Dataset items
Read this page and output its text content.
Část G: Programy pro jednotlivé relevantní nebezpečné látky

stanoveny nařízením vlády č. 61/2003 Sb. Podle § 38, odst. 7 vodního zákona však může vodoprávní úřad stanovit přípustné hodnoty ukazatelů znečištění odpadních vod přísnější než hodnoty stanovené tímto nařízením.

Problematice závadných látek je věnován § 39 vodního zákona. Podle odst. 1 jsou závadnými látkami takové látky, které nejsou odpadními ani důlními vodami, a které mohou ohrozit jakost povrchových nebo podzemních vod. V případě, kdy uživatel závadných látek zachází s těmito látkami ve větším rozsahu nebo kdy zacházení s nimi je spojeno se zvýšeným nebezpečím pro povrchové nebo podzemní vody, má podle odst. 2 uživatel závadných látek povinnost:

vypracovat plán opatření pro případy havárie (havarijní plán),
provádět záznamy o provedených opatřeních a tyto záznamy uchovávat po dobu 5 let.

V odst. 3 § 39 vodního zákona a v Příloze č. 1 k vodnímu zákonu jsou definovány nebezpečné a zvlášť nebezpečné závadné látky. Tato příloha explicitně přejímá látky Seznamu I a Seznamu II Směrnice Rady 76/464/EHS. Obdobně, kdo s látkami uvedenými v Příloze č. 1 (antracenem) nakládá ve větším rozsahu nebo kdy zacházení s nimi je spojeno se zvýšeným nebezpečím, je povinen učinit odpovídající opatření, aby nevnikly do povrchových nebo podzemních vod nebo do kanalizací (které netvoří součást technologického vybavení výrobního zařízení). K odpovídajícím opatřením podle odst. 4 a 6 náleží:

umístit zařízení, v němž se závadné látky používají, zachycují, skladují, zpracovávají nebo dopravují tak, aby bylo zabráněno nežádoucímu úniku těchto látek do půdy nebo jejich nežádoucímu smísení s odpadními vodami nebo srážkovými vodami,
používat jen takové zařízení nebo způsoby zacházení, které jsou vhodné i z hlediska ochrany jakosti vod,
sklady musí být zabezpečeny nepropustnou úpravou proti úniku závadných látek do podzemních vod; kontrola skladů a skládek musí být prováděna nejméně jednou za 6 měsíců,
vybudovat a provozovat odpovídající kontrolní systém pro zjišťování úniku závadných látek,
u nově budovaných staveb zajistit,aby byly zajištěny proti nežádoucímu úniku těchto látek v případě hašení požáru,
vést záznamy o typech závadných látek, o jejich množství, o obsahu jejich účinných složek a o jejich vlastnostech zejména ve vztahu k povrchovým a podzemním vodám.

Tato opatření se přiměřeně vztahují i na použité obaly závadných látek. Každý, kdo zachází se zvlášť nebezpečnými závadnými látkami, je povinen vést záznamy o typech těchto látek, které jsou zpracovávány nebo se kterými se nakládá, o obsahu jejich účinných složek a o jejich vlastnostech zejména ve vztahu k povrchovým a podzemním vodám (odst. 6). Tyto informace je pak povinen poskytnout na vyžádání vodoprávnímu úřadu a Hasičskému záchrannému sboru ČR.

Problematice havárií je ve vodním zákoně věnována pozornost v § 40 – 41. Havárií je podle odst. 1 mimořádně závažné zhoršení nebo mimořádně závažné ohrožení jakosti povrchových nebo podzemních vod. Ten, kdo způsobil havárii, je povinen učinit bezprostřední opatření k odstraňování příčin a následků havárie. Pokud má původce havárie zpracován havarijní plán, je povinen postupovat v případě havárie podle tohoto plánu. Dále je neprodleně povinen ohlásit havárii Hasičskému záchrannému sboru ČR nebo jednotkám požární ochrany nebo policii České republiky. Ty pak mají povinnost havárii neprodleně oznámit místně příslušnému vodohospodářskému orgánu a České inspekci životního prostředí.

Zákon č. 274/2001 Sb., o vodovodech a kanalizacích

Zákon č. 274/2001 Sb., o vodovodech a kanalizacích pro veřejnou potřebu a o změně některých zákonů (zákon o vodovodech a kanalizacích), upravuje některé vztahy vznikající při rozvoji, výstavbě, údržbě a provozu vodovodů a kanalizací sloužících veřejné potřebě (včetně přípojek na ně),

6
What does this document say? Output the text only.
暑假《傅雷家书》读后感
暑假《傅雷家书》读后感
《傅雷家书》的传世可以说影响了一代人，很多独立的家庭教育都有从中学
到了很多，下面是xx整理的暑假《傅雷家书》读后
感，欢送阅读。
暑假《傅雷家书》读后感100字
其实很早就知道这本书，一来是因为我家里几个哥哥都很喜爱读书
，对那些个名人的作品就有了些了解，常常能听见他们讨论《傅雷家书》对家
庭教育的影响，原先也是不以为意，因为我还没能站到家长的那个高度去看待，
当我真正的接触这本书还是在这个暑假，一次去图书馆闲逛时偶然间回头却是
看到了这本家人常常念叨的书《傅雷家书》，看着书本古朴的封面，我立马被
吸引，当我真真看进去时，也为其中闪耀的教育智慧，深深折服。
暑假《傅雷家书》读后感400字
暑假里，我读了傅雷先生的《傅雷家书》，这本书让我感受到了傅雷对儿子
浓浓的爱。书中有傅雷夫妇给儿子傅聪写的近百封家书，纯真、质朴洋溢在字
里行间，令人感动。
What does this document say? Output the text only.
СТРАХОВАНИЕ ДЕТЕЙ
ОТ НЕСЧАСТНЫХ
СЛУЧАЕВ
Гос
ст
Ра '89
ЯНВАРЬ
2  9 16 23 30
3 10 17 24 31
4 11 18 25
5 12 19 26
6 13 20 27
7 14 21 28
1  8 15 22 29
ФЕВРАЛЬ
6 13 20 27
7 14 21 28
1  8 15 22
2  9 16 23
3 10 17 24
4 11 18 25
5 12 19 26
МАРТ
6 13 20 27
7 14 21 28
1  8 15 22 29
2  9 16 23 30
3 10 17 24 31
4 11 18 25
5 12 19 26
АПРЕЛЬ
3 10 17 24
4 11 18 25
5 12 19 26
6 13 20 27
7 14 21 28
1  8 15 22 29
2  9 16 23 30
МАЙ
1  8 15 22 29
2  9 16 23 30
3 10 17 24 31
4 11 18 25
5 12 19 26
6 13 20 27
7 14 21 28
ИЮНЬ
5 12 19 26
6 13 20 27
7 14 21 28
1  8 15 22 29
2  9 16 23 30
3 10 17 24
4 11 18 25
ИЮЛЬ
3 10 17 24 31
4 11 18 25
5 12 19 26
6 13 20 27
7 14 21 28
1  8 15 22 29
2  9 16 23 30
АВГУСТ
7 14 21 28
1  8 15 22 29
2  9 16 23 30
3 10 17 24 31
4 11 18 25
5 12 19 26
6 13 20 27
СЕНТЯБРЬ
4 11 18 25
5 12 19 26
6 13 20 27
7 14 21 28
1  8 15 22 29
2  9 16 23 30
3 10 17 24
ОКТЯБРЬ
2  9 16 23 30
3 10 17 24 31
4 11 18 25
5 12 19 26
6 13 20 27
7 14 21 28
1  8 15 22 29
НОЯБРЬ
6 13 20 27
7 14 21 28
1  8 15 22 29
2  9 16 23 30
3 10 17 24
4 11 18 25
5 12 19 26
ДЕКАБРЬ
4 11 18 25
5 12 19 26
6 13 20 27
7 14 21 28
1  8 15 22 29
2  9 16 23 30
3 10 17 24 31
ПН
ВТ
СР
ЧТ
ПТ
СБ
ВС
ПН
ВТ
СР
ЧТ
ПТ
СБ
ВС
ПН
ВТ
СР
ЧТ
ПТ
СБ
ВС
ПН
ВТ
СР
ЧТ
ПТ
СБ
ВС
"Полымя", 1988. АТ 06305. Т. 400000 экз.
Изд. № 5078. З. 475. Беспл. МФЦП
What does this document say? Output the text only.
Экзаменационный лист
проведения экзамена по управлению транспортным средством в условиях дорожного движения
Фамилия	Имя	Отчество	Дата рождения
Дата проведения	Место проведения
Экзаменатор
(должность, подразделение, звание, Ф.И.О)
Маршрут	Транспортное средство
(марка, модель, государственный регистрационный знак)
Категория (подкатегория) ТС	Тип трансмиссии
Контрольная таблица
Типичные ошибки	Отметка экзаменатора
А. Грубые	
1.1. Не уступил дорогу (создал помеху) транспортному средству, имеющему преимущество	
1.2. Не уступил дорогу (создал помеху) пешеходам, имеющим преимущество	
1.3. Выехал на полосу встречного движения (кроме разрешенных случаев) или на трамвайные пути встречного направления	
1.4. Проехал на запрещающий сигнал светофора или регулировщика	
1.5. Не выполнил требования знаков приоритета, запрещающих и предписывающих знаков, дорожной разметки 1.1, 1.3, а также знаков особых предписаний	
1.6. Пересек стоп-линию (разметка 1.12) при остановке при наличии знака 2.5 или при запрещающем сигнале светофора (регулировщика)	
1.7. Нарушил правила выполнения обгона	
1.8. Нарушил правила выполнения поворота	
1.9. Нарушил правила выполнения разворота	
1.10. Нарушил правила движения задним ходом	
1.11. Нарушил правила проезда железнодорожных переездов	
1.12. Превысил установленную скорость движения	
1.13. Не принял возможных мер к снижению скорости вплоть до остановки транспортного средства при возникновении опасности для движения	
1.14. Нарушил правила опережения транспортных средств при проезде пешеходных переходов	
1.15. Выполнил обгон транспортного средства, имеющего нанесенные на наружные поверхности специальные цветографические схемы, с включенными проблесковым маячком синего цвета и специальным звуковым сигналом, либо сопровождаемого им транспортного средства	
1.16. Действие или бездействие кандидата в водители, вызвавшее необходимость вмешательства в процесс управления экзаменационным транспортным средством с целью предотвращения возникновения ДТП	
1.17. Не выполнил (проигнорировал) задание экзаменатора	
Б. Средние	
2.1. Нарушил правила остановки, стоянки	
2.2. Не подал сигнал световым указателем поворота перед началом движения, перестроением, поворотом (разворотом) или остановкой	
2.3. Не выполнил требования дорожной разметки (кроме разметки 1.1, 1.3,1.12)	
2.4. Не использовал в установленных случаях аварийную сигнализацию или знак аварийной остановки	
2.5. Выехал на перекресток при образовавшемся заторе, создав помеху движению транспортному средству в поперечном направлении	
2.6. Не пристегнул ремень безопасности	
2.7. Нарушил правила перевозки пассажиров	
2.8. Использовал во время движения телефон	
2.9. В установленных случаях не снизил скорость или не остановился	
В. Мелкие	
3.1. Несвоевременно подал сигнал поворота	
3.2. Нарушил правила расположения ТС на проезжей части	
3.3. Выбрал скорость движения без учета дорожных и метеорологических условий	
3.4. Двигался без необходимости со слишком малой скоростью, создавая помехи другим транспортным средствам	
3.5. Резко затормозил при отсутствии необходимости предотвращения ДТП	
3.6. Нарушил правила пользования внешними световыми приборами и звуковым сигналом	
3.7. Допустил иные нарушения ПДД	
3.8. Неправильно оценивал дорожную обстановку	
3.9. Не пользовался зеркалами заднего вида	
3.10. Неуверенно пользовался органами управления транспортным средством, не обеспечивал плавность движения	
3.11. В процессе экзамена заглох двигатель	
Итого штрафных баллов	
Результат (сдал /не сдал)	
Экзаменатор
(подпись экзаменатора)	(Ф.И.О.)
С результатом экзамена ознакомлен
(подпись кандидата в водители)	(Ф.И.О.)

_Aim_
Go through the entries above and copy every line containing "vodami".

_Complete output_
Problematice závadných látek je věnován § 39 vodního zákona. Podle odst. 1 jsou závadnými látkami takové látky, které nejsou odpadními ani důlními vodami, a které mohou ohrozit jakost povrchových nebo podzemních vod. V případě, kdy uživatel závadných látek zachází s těmito látkami ve větším rozsahu nebo kdy zacházení s nimi je spojeno se zvýšeným nebezpečím pro povrchové nebo podzemní vody, má podle odst. 2 uživatel závadných látek povinnost:
umístit zařízení, v němž se závadné látky používají, zachycují, skladují, zpracovávají nebo dopravují tak, aby bylo zabráněno nežádoucímu úniku těchto látek do půdy nebo jejich nežádoucímu smísení s odpadními vodami nebo srážkovými vodami,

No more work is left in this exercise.